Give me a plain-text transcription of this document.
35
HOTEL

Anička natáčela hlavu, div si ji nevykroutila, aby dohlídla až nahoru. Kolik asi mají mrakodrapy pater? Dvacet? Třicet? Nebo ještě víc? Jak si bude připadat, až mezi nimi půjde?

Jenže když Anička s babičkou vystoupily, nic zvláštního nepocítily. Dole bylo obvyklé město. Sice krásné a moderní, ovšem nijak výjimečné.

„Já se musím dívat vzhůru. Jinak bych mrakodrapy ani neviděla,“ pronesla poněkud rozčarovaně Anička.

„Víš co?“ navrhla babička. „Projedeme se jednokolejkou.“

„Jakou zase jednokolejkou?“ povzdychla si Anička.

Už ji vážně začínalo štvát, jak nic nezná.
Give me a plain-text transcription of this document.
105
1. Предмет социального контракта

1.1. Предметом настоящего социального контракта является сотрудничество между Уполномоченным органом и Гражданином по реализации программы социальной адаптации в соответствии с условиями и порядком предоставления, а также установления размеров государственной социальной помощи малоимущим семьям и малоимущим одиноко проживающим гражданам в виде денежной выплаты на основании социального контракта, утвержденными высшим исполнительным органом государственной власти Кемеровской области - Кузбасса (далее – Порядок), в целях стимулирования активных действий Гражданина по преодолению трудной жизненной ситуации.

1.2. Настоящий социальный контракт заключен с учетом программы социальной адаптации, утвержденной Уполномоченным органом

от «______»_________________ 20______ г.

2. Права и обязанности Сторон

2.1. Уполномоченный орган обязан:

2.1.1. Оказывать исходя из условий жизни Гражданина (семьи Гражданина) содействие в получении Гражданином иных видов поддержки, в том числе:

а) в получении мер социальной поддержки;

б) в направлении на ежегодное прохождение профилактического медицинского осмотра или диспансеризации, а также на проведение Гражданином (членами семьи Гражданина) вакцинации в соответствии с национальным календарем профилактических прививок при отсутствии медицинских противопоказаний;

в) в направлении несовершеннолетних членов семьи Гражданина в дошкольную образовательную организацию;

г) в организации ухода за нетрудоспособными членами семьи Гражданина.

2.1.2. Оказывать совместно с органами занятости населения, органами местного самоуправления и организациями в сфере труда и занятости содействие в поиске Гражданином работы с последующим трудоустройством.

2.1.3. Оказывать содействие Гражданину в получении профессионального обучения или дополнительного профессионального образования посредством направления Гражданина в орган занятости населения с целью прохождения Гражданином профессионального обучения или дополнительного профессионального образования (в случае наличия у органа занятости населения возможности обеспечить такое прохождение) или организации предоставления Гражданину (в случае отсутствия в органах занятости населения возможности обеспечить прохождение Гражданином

● WHAT IS ASKED:
From the entries above, copy out every line where the string "членами" appears.

● RIGHT ANSWER:
б) в направлении на ежегодное прохождение профилактического медицинского осмотра или диспансеризации, а также на проведение Гражданином (членами семьи Гражданина) вакцинации в соответствии с национальным календарем профилактических прививок при отсутствии медицинских противопоказаний;
г) в организации ухода за нетрудоспособными членами семьи Гражданина.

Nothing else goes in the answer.